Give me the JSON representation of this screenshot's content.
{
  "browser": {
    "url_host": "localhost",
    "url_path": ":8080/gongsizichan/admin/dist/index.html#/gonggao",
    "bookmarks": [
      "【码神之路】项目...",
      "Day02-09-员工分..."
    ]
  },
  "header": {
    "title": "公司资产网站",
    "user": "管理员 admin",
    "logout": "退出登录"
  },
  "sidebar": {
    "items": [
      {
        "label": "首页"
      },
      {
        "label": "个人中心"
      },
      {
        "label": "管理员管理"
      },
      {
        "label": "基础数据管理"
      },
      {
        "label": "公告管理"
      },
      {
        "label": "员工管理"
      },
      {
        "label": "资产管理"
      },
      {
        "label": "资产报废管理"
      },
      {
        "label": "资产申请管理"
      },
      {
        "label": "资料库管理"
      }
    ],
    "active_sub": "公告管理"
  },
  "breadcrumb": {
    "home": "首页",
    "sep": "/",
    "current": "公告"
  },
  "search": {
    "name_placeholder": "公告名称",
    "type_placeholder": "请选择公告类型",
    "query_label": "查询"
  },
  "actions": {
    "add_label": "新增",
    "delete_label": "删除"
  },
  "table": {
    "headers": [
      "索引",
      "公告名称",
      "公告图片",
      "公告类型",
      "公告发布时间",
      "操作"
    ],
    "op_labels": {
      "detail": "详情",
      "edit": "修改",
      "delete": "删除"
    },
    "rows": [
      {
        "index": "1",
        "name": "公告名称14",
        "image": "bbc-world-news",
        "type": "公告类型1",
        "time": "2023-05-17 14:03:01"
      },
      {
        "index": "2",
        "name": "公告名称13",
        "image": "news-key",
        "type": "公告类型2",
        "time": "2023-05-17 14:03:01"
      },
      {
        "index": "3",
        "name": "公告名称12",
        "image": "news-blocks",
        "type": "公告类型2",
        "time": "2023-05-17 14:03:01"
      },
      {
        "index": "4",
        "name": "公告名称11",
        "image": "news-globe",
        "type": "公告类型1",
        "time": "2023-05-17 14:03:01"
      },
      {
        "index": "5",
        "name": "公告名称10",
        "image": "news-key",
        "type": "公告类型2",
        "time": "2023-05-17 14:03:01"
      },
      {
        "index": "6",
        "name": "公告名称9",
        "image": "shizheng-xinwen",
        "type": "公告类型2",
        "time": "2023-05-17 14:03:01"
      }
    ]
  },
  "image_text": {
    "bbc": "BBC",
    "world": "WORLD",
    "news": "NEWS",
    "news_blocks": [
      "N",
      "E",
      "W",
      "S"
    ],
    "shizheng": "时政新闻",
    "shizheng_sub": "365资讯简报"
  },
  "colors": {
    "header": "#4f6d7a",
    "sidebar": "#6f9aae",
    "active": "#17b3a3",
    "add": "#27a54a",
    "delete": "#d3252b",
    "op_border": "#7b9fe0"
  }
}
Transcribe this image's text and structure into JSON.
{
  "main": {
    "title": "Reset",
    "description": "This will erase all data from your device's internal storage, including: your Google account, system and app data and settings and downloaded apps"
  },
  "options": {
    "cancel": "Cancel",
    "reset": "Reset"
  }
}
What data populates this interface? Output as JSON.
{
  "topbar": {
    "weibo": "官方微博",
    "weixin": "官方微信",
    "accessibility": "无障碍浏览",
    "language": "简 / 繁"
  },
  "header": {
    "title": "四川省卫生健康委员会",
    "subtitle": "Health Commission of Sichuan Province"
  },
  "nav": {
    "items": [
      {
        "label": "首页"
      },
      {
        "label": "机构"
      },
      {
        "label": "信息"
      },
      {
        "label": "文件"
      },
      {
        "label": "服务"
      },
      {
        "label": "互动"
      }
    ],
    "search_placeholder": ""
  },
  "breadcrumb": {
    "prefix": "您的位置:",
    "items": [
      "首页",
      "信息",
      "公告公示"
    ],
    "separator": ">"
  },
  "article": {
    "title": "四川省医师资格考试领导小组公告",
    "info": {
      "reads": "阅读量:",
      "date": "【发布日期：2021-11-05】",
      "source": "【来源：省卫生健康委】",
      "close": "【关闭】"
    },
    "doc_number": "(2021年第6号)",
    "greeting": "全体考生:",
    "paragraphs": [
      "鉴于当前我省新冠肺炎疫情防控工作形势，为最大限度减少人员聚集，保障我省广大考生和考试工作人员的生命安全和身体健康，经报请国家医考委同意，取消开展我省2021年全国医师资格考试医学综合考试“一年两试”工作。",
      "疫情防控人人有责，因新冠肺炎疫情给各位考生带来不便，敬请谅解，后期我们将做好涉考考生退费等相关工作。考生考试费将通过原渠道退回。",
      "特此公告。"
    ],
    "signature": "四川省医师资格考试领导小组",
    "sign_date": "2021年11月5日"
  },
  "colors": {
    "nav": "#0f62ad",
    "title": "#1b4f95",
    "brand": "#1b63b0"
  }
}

= = = = =

* [STATED GOAL]:
Write the entries again, exactly as they stand.

* [TASK SOLUTION]:
Give me the JSON representation of this screenshot's content.
{
  "browser": {
    "url_host": "localhost",
    "url_path": ":8080/gongsizichan/admin/dist/index.html#/gonggao",
    "bookmarks": [
      "【码神之路】项目...",
      "Day02-09-员工分..."
    ]
  },
  "header": {
    "title": "公司资产网站",
    "user": "管理员 admin",
    "logout": "退出登录"
  },
  "sidebar": {
    "items": [
      {
        "label": "首页"
      },
      {
        "label": "个人中心"
      },
      {
        "label": "管理员管理"
      },
      {
        "label": "基础数据管理"
      },
      {
        "label": "公告管理"
      },
      {
        "label": "员工管理"
      },
      {
        "label": "资产管理"
      },
      {
        "label": "资产报废管理"
      },
      {
        "label": "资产申请管理"
      },
      {
        "label": "资料库管理"
      }
    ],
    "active_sub": "公告管理"
  },
  "breadcrumb": {
    "home": "首页",
    "sep": "/",
    "current": "公告"
  },
  "search": {
    "name_placeholder": "公告名称",
    "type_placeholder": "请选择公告类型",
    "query_label": "查询"
  },
  "actions": {
    "add_label": "新增",
    "delete_label": "删除"
  },
  "table": {
    "headers": [
      "索引",
      "公告名称",
      "公告图片",
      "公告类型",
      "公告发布时间",
      "操作"
    ],
    "op_labels": {
      "detail": "详情",
      "edit": "修改",
      "delete": "删除"
    },
    "rows": [
      {
        "index": "1",
        "name": "公告名称14",
        "image": "bbc-world-news",
        "type": "公告类型1",
        "time": "2023-05-17 14:03:01"
      },
      {
        "index": "2",
        "name": "公告名称13",
        "image": "news-key",
        "type": "公告类型2",
        "time": "2023-05-17 14:03:01"
      },
      {
        "index": "3",
        "name": "公告名称12",
        "image": "news-blocks",
        "type": "公告类型2",
        "time": "2023-05-17 14:03:01"
      },
      {
        "index": "4",
        "name": "公告名称11",
        "image": "news-globe",
        "type": "公告类型1",
        "time": "2023-05-17 14:03:01"
      },
      {
        "index": "5",
        "name": "公告名称10",
        "image": "news-key",
        "type": "公告类型2",
        "time": "2023-05-17 14:03:01"
      },
      {
        "index": "6",
        "name": "公告名称9",
        "image": "shizheng-xinwen",
        "type": "公告类型2",
        "time": "2023-05-17 14:03:01"
      }
    ]
  },
  "image_text": {
    "bbc": "BBC",
    "world": "WORLD",
    "news": "NEWS",
    "news_blocks": [
      "N",
      "E",
      "W",
      "S"
    ],
    "shizheng": "时政新闻",
    "shizheng_sub": "365资讯简报"
  },
  "colors": {
    "header": "#4f6d7a",
    "sidebar": "#6f9aae",
    "active": "#17b3a3",
    "add": "#27a54a",
    "delete": "#d3252b",
    "op_border": "#7b9fe0"
  }
}
Transcribe this image's text and structure into JSON.
{
  "main": {
    "title": "Reset",
    "description": "This will erase all data from your device's internal storage, including: your Google account, system and app data and settings and downloaded apps"
  },
  "options": {
    "cancel": "Cancel",
    "reset": "Reset"
  }
}
What data populates this interface? Output as JSON.
{
  "topbar": {
    "weibo": "官方微博",
    "weixin": "官方微信",
    "accessibility": "无障碍浏览",
    "language": "简 / 繁"
  },
  "header": {
    "title": "四川省卫生健康委员会",
    "subtitle": "Health Commission of Sichuan Province"
  },
  "nav": {
    "items": [
      {
        "label": "首页"
      },
      {
        "label": "机构"
      },
      {
        "label": "信息"
      },
      {
        "label": "文件"
      },
      {
        "label": "服务"
      },
      {
        "label": "互动"
      }
    ],
    "search_placeholder": ""
  },
  "breadcrumb": {
    "prefix": "您的位置:",
    "items": [
      "首页",
      "信息",
      "公告公示"
    ],
    "separator": ">"
  },
  "article": {
    "title": "四川省医师资格考试领导小组公告",
    "info": {
      "reads": "阅读量:",
      "date": "【发布日期：2021-11-05】",
      "source": "【来源：省卫生健康委】",
      "close": "【关闭】"
    },
    "doc_number": "(2021年第6号)",
    "greeting": "全体考生:",
    "paragraphs": [
      "鉴于当前我省新冠肺炎疫情防控工作形势，为最大限度减少人员聚集，保障我省广大考生和考试工作人员的生命安全和身体健康，经报请国家医考委同意，取消开展我省2021年全国医师资格考试医学综合考试“一年两试”工作。",
      "疫情防控人人有责，因新冠肺炎疫情给各位考生带来不便，敬请谅解，后期我们将做好涉考考生退费等相关工作。考生考试费将通过原渠道退回。",
      "特此公告。"
    ],
    "signature": "四川省医师资格考试领导小组",
    "sign_date": "2021年11月5日"
  },
  "colors": {
    "nav": "#0f62ad",
    "title": "#1b4f95",
    "brand": "#1b63b0"
  }
}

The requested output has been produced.